REQUIRED TASK:
Repeat all the records exactly, omitting pictures.

RECORD SET:
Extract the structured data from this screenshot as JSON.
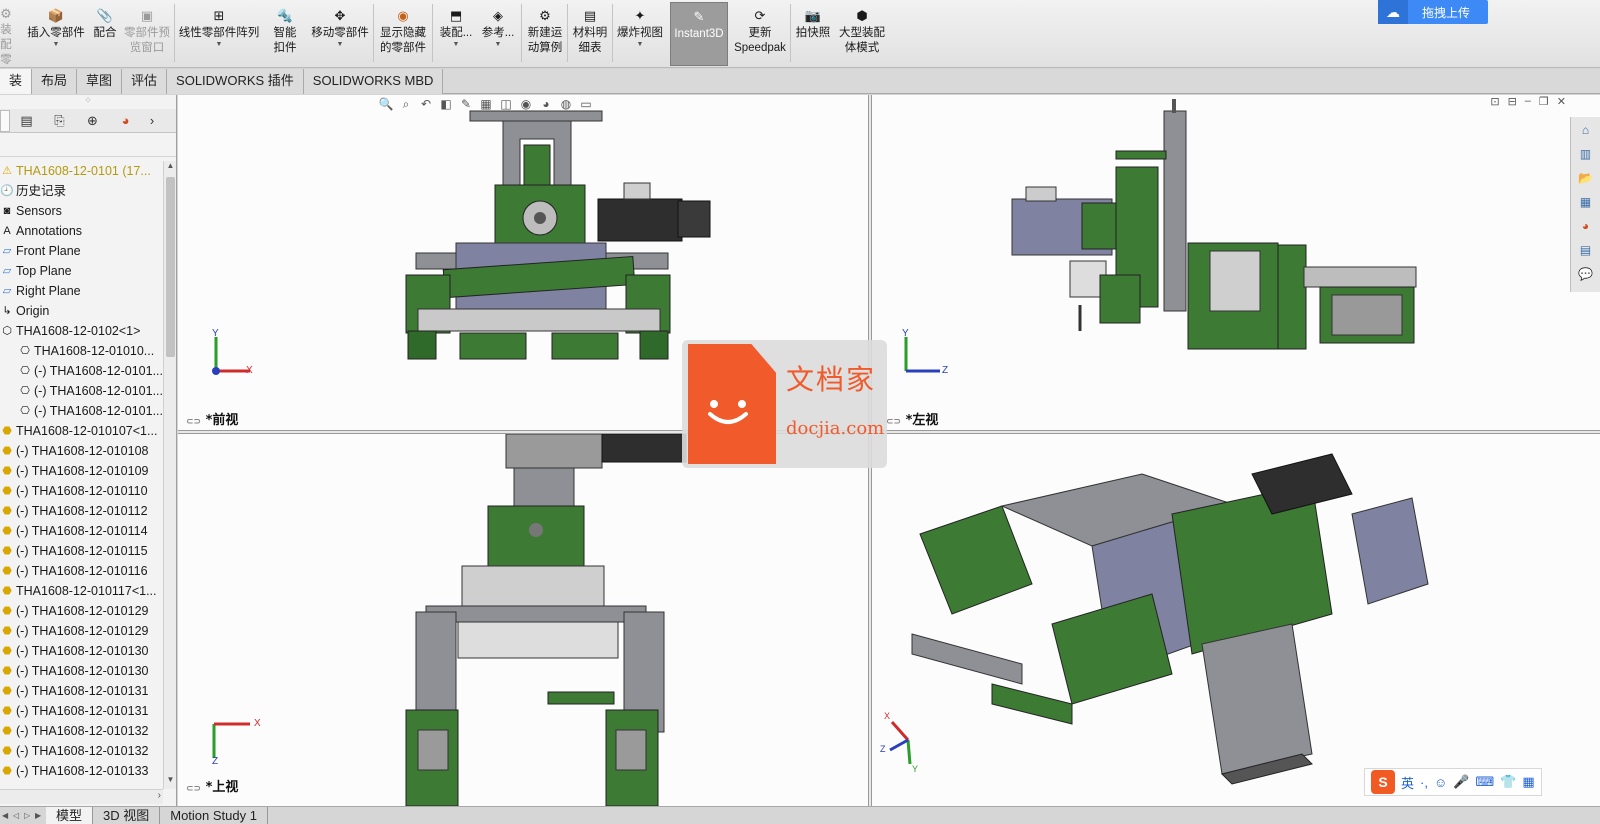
{
  "ribbon": {
    "items": [
      {
        "label": "装配零件",
        "icon": "component-icon",
        "state": "gray"
      },
      {
        "label": "插入零部件",
        "icon": "insert-component-icon"
      },
      {
        "label": "配合",
        "icon": "mate-icon"
      },
      {
        "label": "零部件预览窗口",
        "icon": "preview-window-icon",
        "state": "gray"
      },
      {
        "label": "线性零部件阵列",
        "icon": "linear-pattern-icon"
      },
      {
        "label": "智能扣件",
        "icon": "smart-fastener-icon"
      },
      {
        "label": "移动零部件",
        "icon": "move-component-icon"
      },
      {
        "label": "显示隐藏的零部件",
        "icon": "show-hidden-icon"
      },
      {
        "label": "装配...",
        "icon": "assembly-features-icon"
      },
      {
        "label": "参考...",
        "icon": "reference-geometry-icon"
      },
      {
        "label": "新建运动算例",
        "icon": "new-motion-study-icon"
      },
      {
        "label": "材料明细表",
        "icon": "bom-icon"
      },
      {
        "label": "爆炸视图",
        "icon": "exploded-view-icon"
      },
      {
        "label": "Instant3D",
        "icon": "instant3d-icon",
        "state": "active"
      },
      {
        "label": "更新Speedpak",
        "icon": "speedpak-icon"
      },
      {
        "label": "拍快照",
        "icon": "snapshot-icon"
      },
      {
        "label": "大型装配体模式",
        "icon": "large-assembly-icon"
      }
    ],
    "upload_label": "拖拽上传"
  },
  "tabs": [
    {
      "label": "装配体",
      "active": true
    },
    {
      "label": "布局"
    },
    {
      "label": "草图"
    },
    {
      "label": "评估"
    },
    {
      "label": "SOLIDWORKS 插件"
    },
    {
      "label": "SOLIDWORKS MBD"
    }
  ],
  "tree": {
    "items": [
      {
        "label": "THA1608-12-0101  (17...",
        "icon": "warning-icon",
        "warn": true
      },
      {
        "label": "历史记录",
        "icon": "history-icon"
      },
      {
        "label": "Sensors",
        "icon": "sensor-icon"
      },
      {
        "label": "Annotations",
        "icon": "annotation-icon"
      },
      {
        "label": "Front Plane",
        "icon": "plane-icon"
      },
      {
        "label": "Top Plane",
        "icon": "plane-icon"
      },
      {
        "label": "Right Plane",
        "icon": "plane-icon"
      },
      {
        "label": "Origin",
        "icon": "origin-icon"
      },
      {
        "label": "THA1608-12-0102<1>",
        "icon": "subassembly-icon"
      },
      {
        "label": "THA1608-12-01010...",
        "icon": "part-icon",
        "indent": true
      },
      {
        "label": "(-) THA1608-12-0101...",
        "icon": "part-icon",
        "indent": true
      },
      {
        "label": "(-) THA1608-12-0101...",
        "icon": "part-icon",
        "indent": true
      },
      {
        "label": "(-) THA1608-12-0101...",
        "icon": "part-icon",
        "indent": true
      },
      {
        "label": "THA1608-12-010107<1...",
        "icon": "part-yellow-icon"
      },
      {
        "label": "(-) THA1608-12-010108",
        "icon": "part-yellow-icon"
      },
      {
        "label": "(-) THA1608-12-010109",
        "icon": "part-yellow-icon"
      },
      {
        "label": "(-) THA1608-12-010110",
        "icon": "part-yellow-icon"
      },
      {
        "label": "(-) THA1608-12-010112",
        "icon": "part-yellow-icon"
      },
      {
        "label": "(-) THA1608-12-010114",
        "icon": "part-yellow-icon"
      },
      {
        "label": "(-) THA1608-12-010115",
        "icon": "part-yellow-icon"
      },
      {
        "label": "(-) THA1608-12-010116",
        "icon": "part-yellow-icon"
      },
      {
        "label": "THA1608-12-010117<1...",
        "icon": "part-yellow-icon"
      },
      {
        "label": "(-) THA1608-12-010129",
        "icon": "part-yellow-icon"
      },
      {
        "label": "(-) THA1608-12-010129",
        "icon": "part-yellow-icon"
      },
      {
        "label": "(-) THA1608-12-010130",
        "icon": "part-yellow-icon"
      },
      {
        "label": "(-) THA1608-12-010130",
        "icon": "part-yellow-icon"
      },
      {
        "label": "(-) THA1608-12-010131",
        "icon": "part-yellow-icon"
      },
      {
        "label": "(-) THA1608-12-010131",
        "icon": "part-yellow-icon"
      },
      {
        "label": "(-) THA1608-12-010132",
        "icon": "part-yellow-icon"
      },
      {
        "label": "(-) THA1608-12-010132",
        "icon": "part-yellow-icon"
      },
      {
        "label": "(-) THA1608-12-010133",
        "icon": "part-yellow-icon"
      }
    ]
  },
  "viewports": {
    "front": {
      "label": "*前视",
      "axis_y": "Y",
      "axis_x": "X"
    },
    "left": {
      "label": "*左视",
      "axis_y": "Y",
      "axis_x": "Z"
    },
    "top": {
      "label": "*上视",
      "axis_x": "X",
      "axis_z": "Z"
    },
    "iso": {
      "axis_x": "X",
      "axis_y": "Y",
      "axis_z": "Z"
    }
  },
  "watermark": {
    "brand": "文档家",
    "url": "docjia.com"
  },
  "bottom_tabs": [
    {
      "label": "模型",
      "active": true
    },
    {
      "label": "3D 视图"
    },
    {
      "label": "Motion Study 1"
    }
  ],
  "ime": {
    "mode": "英",
    "punct": "·,"
  },
  "colors": {
    "part_green": "#3d7a34",
    "part_gray": "#8f9096",
    "part_blue_gray": "#7f82a0",
    "dark": "#2e2e2e",
    "accent": "#3d8af7",
    "watermark": "#f15a2b"
  }
}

REPLY:
Extract the structured data from this screenshot as JSON.
{
  "ribbon": {
    "items": [
      {
        "label": "装配零件",
        "icon": "component-icon",
        "state": "gray"
      },
      {
        "label": "插入零部件",
        "icon": "insert-component-icon"
      },
      {
        "label": "配合",
        "icon": "mate-icon"
      },
      {
        "label": "零部件预览窗口",
        "icon": "preview-window-icon",
        "state": "gray"
      },
      {
        "label": "线性零部件阵列",
        "icon": "linear-pattern-icon"
      },
      {
        "label": "智能扣件",
        "icon": "smart-fastener-icon"
      },
      {
        "label": "移动零部件",
        "icon": "move-component-icon"
      },
      {
        "label": "显示隐藏的零部件",
        "icon": "show-hidden-icon"
      },
      {
        "label": "装配...",
        "icon": "assembly-features-icon"
      },
      {
        "label": "参考...",
        "icon": "reference-geometry-icon"
      },
      {
        "label": "新建运动算例",
        "icon": "new-motion-study-icon"
      },
      {
        "label": "材料明细表",
        "icon": "bom-icon"
      },
      {
        "label": "爆炸视图",
        "icon": "exploded-view-icon"
      },
      {
        "label": "Instant3D",
        "icon": "instant3d-icon",
        "state": "active"
      },
      {
        "label": "更新Speedpak",
        "icon": "speedpak-icon"
      },
      {
        "label": "拍快照",
        "icon": "snapshot-icon"
      },
      {
        "label": "大型装配体模式",
        "icon": "large-assembly-icon"
      }
    ],
    "upload_label": "拖拽上传"
  },
  "tabs": [
    {
      "label": "装配体",
      "active": true
    },
    {
      "label": "布局"
    },
    {
      "label": "草图"
    },
    {
      "label": "评估"
    },
    {
      "label": "SOLIDWORKS 插件"
    },
    {
      "label": "SOLIDWORKS MBD"
    }
  ],
  "tree": {
    "items": [
      {
        "label": "THA1608-12-0101  (17...",
        "icon": "warning-icon",
        "warn": true
      },
      {
        "label": "历史记录",
        "icon": "history-icon"
      },
      {
        "label": "Sensors",
        "icon": "sensor-icon"
      },
      {
        "label": "Annotations",
        "icon": "annotation-icon"
      },
      {
        "label": "Front Plane",
        "icon": "plane-icon"
      },
      {
        "label": "Top Plane",
        "icon": "plane-icon"
      },
      {
        "label": "Right Plane",
        "icon": "plane-icon"
      },
      {
        "label": "Origin",
        "icon": "origin-icon"
      },
      {
        "label": "THA1608-12-0102<1>",
        "icon": "subassembly-icon"
      },
      {
        "label": "THA1608-12-01010...",
        "icon": "part-icon",
        "indent": true
      },
      {
        "label": "(-) THA1608-12-0101...",
        "icon": "part-icon",
        "indent": true
      },
      {
        "label": "(-) THA1608-12-0101...",
        "icon": "part-icon",
        "indent": true
      },
      {
        "label": "(-) THA1608-12-0101...",
        "icon": "part-icon",
        "indent": true
      },
      {
        "label": "THA1608-12-010107<1...",
        "icon": "part-yellow-icon"
      },
      {
        "label": "(-) THA1608-12-010108",
        "icon": "part-yellow-icon"
      },
      {
        "label": "(-) THA1608-12-010109",
        "icon": "part-yellow-icon"
      },
      {
        "label": "(-) THA1608-12-010110",
        "icon": "part-yellow-icon"
      },
      {
        "label": "(-) THA1608-12-010112",
        "icon": "part-yellow-icon"
      },
      {
        "label": "(-) THA1608-12-010114",
        "icon": "part-yellow-icon"
      },
      {
        "label": "(-) THA1608-12-010115",
        "icon": "part-yellow-icon"
      },
      {
        "label": "(-) THA1608-12-010116",
        "icon": "part-yellow-icon"
      },
      {
        "label": "THA1608-12-010117<1...",
        "icon": "part-yellow-icon"
      },
      {
        "label": "(-) THA1608-12-010129",
        "icon": "part-yellow-icon"
      },
      {
        "label": "(-) THA1608-12-010129",
        "icon": "part-yellow-icon"
      },
      {
        "label": "(-) THA1608-12-010130",
        "icon": "part-yellow-icon"
      },
      {
        "label": "(-) THA1608-12-010130",
        "icon": "part-yellow-icon"
      },
      {
        "label": "(-) THA1608-12-010131",
        "icon": "part-yellow-icon"
      },
      {
        "label": "(-) THA1608-12-010131",
        "icon": "part-yellow-icon"
      },
      {
        "label": "(-) THA1608-12-010132",
        "icon": "part-yellow-icon"
      },
      {
        "label": "(-) THA1608-12-010132",
        "icon": "part-yellow-icon"
      },
      {
        "label": "(-) THA1608-12-010133",
        "icon": "part-yellow-icon"
      }
    ]
  },
  "viewports": {
    "front": {
      "label": "*前视",
      "axis_y": "Y",
      "axis_x": "X"
    },
    "left": {
      "label": "*左视",
      "axis_y": "Y",
      "axis_x": "Z"
    },
    "top": {
      "label": "*上视",
      "axis_x": "X",
      "axis_z": "Z"
    },
    "iso": {
      "axis_x": "X",
      "axis_y": "Y",
      "axis_z": "Z"
    }
  },
  "watermark": {
    "brand": "文档家",
    "url": "docjia.com"
  },
  "bottom_tabs": [
    {
      "label": "模型",
      "active": true
    },
    {
      "label": "3D 视图"
    },
    {
      "label": "Motion Study 1"
    }
  ],
  "ime": {
    "mode": "英",
    "punct": "·,"
  },
  "colors": {
    "part_green": "#3d7a34",
    "part_gray": "#8f9096",
    "part_blue_gray": "#7f82a0",
    "dark": "#2e2e2e",
    "accent": "#3d8af7",
    "watermark": "#f15a2b"
  }
}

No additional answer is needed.